Copy each line in which the string "DỊCH" occurs.

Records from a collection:
+++

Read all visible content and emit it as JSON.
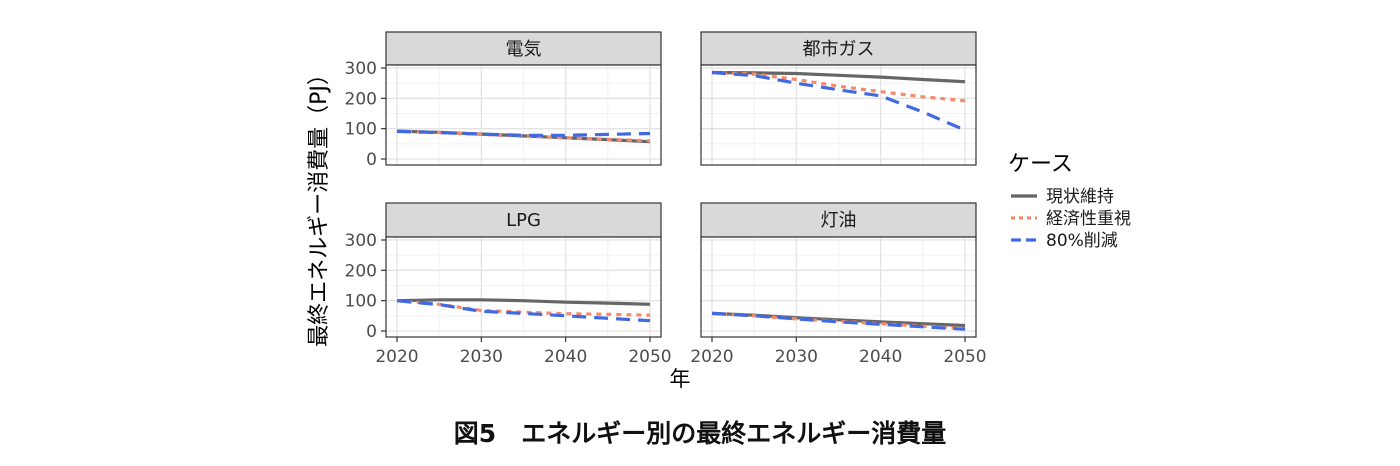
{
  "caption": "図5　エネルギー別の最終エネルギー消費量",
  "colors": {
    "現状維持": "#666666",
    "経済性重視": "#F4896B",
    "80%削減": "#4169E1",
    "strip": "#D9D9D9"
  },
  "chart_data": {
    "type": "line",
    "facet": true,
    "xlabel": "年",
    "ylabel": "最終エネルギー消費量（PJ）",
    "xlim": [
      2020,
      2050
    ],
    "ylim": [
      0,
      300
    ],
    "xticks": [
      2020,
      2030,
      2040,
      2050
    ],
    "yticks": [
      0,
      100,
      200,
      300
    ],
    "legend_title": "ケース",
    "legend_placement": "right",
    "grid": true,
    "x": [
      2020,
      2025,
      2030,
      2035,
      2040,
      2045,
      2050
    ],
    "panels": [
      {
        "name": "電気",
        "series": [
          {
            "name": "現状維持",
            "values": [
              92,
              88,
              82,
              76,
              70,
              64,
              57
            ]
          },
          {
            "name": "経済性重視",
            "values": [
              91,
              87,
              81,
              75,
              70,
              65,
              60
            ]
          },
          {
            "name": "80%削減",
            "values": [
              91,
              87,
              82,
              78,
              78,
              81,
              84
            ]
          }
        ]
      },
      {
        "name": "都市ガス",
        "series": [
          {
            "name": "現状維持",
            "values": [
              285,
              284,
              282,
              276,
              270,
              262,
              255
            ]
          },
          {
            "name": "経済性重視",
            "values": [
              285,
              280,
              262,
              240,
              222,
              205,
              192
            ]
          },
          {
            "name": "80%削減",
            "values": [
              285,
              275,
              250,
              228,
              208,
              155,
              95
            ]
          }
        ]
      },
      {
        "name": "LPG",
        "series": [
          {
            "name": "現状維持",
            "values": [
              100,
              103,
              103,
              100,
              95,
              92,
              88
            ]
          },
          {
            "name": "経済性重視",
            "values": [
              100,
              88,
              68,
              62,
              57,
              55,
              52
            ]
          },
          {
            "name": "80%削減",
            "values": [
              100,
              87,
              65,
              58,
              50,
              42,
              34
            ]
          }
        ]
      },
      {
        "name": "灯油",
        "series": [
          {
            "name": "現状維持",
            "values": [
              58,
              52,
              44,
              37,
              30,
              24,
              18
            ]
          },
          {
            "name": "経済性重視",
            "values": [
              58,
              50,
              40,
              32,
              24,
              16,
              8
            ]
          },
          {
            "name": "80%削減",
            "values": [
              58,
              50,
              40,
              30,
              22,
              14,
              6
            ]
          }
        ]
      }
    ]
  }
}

+++

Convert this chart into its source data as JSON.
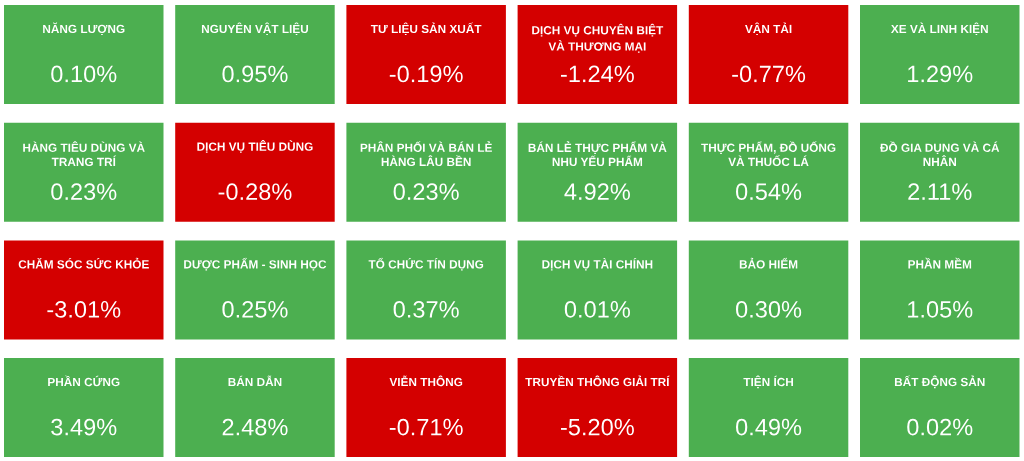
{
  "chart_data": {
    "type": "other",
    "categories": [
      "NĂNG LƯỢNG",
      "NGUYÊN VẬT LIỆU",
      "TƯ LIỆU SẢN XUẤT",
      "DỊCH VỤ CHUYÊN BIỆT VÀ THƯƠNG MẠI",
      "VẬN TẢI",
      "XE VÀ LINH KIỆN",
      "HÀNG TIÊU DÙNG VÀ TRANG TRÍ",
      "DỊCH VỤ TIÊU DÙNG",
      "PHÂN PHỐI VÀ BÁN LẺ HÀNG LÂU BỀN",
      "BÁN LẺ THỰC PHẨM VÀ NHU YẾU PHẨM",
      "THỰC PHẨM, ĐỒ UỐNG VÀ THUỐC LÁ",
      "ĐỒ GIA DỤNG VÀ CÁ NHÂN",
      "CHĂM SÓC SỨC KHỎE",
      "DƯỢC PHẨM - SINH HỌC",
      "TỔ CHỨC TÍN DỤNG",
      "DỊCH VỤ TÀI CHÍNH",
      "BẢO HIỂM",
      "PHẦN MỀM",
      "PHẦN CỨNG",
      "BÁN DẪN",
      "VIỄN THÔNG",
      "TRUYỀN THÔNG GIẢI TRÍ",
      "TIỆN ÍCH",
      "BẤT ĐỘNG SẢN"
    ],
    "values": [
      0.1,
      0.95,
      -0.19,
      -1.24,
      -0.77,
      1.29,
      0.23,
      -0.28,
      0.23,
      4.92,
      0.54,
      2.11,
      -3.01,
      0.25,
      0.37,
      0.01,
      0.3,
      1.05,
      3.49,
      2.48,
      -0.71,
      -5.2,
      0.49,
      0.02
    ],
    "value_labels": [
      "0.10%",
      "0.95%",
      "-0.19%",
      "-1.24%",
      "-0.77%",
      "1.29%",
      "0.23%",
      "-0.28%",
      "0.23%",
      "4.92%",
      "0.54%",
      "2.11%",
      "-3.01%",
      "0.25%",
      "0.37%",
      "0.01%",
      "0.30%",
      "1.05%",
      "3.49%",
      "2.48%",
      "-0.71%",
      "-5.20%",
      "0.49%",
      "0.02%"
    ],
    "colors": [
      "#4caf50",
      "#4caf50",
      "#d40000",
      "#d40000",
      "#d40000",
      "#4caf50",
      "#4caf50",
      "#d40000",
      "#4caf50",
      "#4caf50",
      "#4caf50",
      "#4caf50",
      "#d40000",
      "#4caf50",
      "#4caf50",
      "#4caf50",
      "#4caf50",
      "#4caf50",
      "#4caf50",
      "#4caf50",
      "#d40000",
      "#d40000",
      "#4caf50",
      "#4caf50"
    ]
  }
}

+++

## FINAL RESULT
      "DỊCH VỤ CHUYÊN BIỆT VÀ THƯƠNG MẠI",
      "DỊCH VỤ TIÊU DÙNG",
      "DỊCH VỤ TÀI CHÍNH",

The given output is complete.